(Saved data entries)
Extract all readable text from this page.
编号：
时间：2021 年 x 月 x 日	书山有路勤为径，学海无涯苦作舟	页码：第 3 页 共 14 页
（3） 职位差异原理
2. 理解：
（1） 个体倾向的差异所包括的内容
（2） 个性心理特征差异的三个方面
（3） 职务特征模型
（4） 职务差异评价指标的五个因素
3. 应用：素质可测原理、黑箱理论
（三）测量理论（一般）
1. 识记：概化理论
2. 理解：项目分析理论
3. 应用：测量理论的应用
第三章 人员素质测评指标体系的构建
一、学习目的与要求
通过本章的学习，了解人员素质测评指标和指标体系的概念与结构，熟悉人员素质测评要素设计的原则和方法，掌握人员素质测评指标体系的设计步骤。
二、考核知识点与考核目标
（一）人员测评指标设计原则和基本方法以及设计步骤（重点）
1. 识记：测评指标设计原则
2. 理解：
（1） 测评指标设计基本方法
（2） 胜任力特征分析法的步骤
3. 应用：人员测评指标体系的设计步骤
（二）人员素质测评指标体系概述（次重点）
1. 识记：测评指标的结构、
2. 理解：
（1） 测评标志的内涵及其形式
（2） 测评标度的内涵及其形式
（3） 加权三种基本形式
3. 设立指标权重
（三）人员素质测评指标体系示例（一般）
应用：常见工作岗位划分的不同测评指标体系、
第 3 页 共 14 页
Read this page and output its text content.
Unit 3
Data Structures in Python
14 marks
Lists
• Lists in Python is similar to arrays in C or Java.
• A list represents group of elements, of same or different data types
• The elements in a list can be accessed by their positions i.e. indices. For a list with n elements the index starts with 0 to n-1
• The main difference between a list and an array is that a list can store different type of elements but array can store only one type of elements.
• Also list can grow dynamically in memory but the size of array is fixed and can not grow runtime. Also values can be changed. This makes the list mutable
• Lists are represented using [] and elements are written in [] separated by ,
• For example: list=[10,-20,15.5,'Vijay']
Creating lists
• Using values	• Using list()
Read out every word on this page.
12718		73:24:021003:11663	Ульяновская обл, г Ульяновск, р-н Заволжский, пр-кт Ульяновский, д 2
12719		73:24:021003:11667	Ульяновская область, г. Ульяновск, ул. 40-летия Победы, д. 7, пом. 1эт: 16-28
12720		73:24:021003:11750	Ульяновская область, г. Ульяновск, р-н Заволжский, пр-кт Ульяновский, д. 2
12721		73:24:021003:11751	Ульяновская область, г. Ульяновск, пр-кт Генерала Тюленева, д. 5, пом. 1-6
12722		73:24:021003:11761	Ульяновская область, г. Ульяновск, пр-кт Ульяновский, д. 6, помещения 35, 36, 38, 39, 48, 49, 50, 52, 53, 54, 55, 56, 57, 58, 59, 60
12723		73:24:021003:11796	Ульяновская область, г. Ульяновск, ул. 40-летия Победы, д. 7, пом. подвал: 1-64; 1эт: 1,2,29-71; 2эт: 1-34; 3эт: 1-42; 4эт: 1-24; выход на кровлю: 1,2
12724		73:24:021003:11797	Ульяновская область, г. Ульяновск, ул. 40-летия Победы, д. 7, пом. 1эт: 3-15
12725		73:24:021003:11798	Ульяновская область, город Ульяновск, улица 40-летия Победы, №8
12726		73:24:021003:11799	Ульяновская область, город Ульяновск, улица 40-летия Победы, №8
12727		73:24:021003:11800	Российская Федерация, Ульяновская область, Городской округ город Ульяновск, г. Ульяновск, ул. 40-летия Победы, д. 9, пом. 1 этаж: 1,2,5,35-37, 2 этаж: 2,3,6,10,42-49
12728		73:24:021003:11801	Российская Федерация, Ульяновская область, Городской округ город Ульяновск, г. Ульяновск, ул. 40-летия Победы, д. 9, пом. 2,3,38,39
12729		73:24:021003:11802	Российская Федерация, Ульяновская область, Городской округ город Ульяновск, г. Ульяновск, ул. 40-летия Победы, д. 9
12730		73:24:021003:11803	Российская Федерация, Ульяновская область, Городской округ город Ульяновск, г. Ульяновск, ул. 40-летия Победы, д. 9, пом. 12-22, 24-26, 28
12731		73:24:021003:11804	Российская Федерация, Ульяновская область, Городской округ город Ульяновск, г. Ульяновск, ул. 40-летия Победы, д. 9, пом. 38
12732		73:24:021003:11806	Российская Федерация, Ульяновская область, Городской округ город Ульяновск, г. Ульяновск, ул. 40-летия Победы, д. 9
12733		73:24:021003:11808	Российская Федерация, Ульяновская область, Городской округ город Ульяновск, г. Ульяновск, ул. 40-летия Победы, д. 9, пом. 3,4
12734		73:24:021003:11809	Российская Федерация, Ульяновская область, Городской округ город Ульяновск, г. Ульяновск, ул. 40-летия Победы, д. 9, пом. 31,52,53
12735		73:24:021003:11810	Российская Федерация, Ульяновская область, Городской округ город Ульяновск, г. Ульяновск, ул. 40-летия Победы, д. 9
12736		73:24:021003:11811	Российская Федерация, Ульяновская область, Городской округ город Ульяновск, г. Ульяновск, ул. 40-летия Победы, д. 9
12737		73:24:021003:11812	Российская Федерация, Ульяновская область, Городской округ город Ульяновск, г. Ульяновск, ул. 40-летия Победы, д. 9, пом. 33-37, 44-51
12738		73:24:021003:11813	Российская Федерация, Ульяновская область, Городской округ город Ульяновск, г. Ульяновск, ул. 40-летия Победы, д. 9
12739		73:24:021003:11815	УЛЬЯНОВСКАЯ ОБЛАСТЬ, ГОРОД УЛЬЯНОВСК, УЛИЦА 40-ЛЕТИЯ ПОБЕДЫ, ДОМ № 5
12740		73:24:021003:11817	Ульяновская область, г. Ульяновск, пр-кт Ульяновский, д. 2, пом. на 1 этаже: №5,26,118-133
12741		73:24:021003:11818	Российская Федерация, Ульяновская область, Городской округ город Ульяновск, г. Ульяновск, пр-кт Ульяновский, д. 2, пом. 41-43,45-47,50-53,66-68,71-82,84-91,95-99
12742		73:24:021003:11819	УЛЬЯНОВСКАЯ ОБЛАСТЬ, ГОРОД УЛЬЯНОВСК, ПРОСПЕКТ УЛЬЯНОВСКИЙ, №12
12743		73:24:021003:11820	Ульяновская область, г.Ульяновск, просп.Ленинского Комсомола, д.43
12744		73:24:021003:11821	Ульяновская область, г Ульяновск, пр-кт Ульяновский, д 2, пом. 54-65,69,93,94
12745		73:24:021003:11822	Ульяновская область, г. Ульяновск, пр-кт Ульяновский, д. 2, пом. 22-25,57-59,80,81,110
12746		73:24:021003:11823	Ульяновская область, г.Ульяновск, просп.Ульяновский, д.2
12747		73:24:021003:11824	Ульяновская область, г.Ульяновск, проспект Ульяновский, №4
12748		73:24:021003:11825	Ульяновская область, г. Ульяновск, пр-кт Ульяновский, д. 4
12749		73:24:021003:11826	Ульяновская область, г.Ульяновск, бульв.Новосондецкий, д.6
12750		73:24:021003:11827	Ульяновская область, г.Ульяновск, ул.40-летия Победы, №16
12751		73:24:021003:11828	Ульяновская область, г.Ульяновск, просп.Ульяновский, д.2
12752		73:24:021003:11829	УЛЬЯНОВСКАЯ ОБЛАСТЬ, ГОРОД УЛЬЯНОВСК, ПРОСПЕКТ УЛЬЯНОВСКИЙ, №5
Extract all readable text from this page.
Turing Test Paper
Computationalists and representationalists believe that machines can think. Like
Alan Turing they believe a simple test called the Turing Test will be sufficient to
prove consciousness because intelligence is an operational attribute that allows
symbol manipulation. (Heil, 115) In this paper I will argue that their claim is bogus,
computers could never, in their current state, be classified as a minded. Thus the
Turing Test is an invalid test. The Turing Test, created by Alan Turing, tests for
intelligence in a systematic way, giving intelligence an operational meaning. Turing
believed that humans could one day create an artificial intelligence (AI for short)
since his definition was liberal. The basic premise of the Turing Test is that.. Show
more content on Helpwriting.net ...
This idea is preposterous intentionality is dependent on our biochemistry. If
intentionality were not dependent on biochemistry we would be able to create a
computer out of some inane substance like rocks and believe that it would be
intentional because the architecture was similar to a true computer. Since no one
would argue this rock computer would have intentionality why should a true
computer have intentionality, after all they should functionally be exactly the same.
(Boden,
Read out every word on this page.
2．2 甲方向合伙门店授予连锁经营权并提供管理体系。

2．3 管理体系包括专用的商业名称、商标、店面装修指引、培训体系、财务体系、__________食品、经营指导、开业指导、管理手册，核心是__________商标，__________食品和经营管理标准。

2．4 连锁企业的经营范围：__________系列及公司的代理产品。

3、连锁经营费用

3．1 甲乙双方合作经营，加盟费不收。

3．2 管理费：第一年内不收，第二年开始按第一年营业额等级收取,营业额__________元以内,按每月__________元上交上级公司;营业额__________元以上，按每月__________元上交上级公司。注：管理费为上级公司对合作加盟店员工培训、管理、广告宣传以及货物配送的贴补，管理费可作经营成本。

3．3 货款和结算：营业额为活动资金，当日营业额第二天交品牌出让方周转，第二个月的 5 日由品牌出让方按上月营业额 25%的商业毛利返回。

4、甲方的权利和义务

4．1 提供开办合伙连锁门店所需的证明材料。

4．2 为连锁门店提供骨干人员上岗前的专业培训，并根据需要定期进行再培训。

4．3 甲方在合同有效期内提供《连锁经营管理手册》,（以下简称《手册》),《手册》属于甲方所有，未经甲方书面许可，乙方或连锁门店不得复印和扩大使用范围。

● **GOAL OF THE EXERCISE**
Copy out all lines that carry the word "would".

● **PROBLEM SOLUTION**
intentionality were not dependent on biochemistry we would be able to create a
computer out of some inane substance like rocks and believe that it would be
would argue this rock computer would have intentionality why should a true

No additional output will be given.